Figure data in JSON
┄┄┄┄┄┄
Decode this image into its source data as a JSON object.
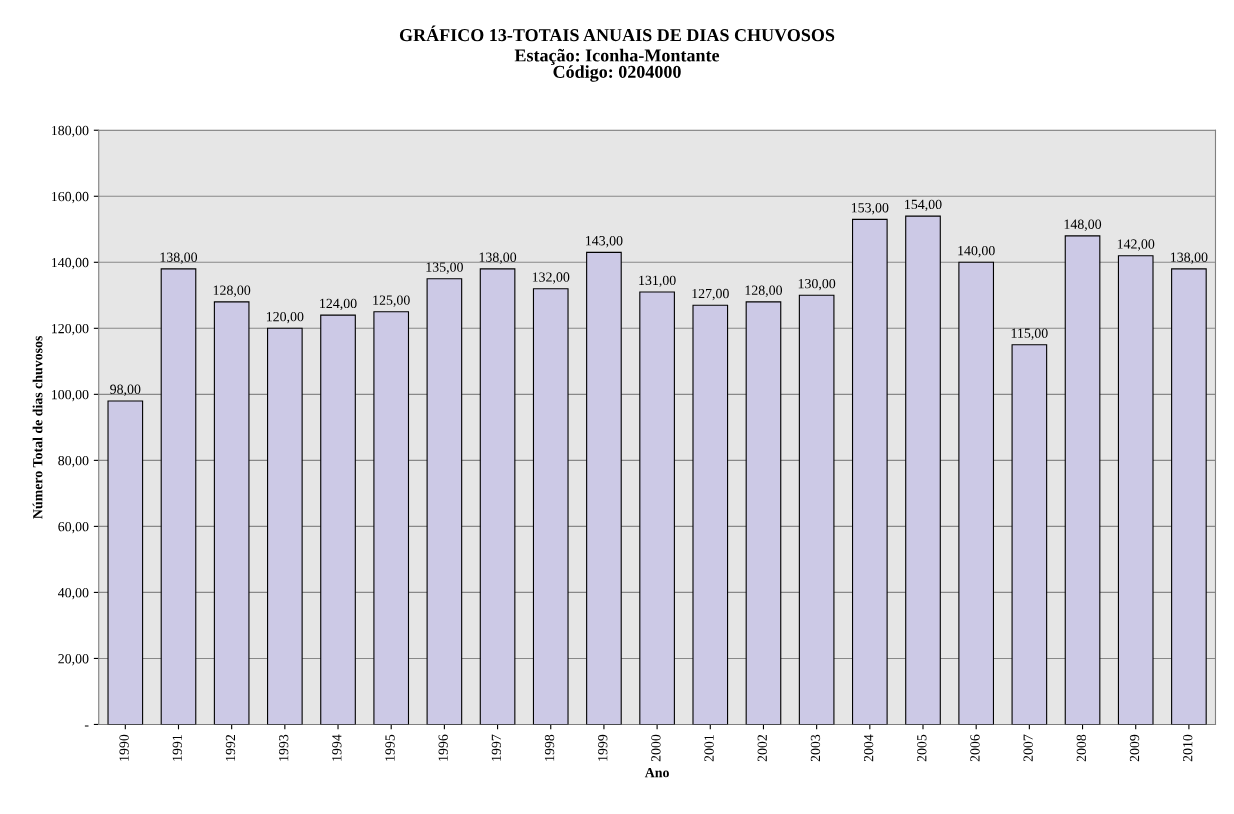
{
  "chart_data": {
    "type": "bar",
    "title": "GRÁFICO 13-TOTAIS ANUAIS DE DIAS CHUVOSOS",
    "subtitle": "Estação: Iconha-Montante\nCódigo: 0204000",
    "xlabel": "Ano",
    "ylabel": "Número Total de dias chuvosos",
    "categories": [
      "1990",
      "1991",
      "1992",
      "1993",
      "1994",
      "1995",
      "1996",
      "1997",
      "1998",
      "1999",
      "2000",
      "2001",
      "2002",
      "2003",
      "2004",
      "2005",
      "2006",
      "2007",
      "2008",
      "2009",
      "2010"
    ],
    "values": [
      98,
      138,
      128,
      120,
      124,
      125,
      135,
      138,
      132,
      143,
      131,
      127,
      128,
      130,
      153,
      154,
      140,
      115,
      148,
      142,
      138
    ],
    "value_labels": [
      "98,00",
      "138,00",
      "128,00",
      "120,00",
      "124,00",
      "125,00",
      "135,00",
      "138,00",
      "132,00",
      "143,00",
      "131,00",
      "127,00",
      "128,00",
      "130,00",
      "153,00",
      "154,00",
      "140,00",
      "115,00",
      "148,00",
      "142,00",
      "138,00"
    ],
    "color": "#ccc9e6",
    "ylim": [
      0,
      180
    ],
    "yticks": [
      {
        "value": 0,
        "label": "-"
      },
      {
        "value": 20,
        "label": "20,00"
      },
      {
        "value": 40,
        "label": "40,00"
      },
      {
        "value": 60,
        "label": "60,00"
      },
      {
        "value": 80,
        "label": "80,00"
      },
      {
        "value": 100,
        "label": "100,00"
      },
      {
        "value": 120,
        "label": "120,00"
      },
      {
        "value": 140,
        "label": "140,00"
      },
      {
        "value": 160,
        "label": "160,00"
      },
      {
        "value": 180,
        "label": "180,00"
      }
    ],
    "grid": "y"
  }
}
┄┄┄┄┄┄
Written request =
Quote the entries in full. Any image among them is to be omitted from the copy.

Solution for this task =
Decode this image into its source data as a JSON object.
{
  "chart_data": {
    "type": "bar",
    "title": "GRÁFICO 13-TOTAIS ANUAIS DE DIAS CHUVOSOS",
    "subtitle": "Estação: Iconha-Montante\nCódigo: 0204000",
    "xlabel": "Ano",
    "ylabel": "Número Total de dias chuvosos",
    "categories": [
      "1990",
      "1991",
      "1992",
      "1993",
      "1994",
      "1995",
      "1996",
      "1997",
      "1998",
      "1999",
      "2000",
      "2001",
      "2002",
      "2003",
      "2004",
      "2005",
      "2006",
      "2007",
      "2008",
      "2009",
      "2010"
    ],
    "values": [
      98,
      138,
      128,
      120,
      124,
      125,
      135,
      138,
      132,
      143,
      131,
      127,
      128,
      130,
      153,
      154,
      140,
      115,
      148,
      142,
      138
    ],
    "value_labels": [
      "98,00",
      "138,00",
      "128,00",
      "120,00",
      "124,00",
      "125,00",
      "135,00",
      "138,00",
      "132,00",
      "143,00",
      "131,00",
      "127,00",
      "128,00",
      "130,00",
      "153,00",
      "154,00",
      "140,00",
      "115,00",
      "148,00",
      "142,00",
      "138,00"
    ],
    "color": "#ccc9e6",
    "ylim": [
      0,
      180
    ],
    "yticks": [
      {
        "value": 0,
        "label": "-"
      },
      {
        "value": 20,
        "label": "20,00"
      },
      {
        "value": 40,
        "label": "40,00"
      },
      {
        "value": 60,
        "label": "60,00"
      },
      {
        "value": 80,
        "label": "80,00"
      },
      {
        "value": 100,
        "label": "100,00"
      },
      {
        "value": 120,
        "label": "120,00"
      },
      {
        "value": 140,
        "label": "140,00"
      },
      {
        "value": 160,
        "label": "160,00"
      },
      {
        "value": 180,
        "label": "180,00"
      }
    ],
    "grid": "y"
  }
}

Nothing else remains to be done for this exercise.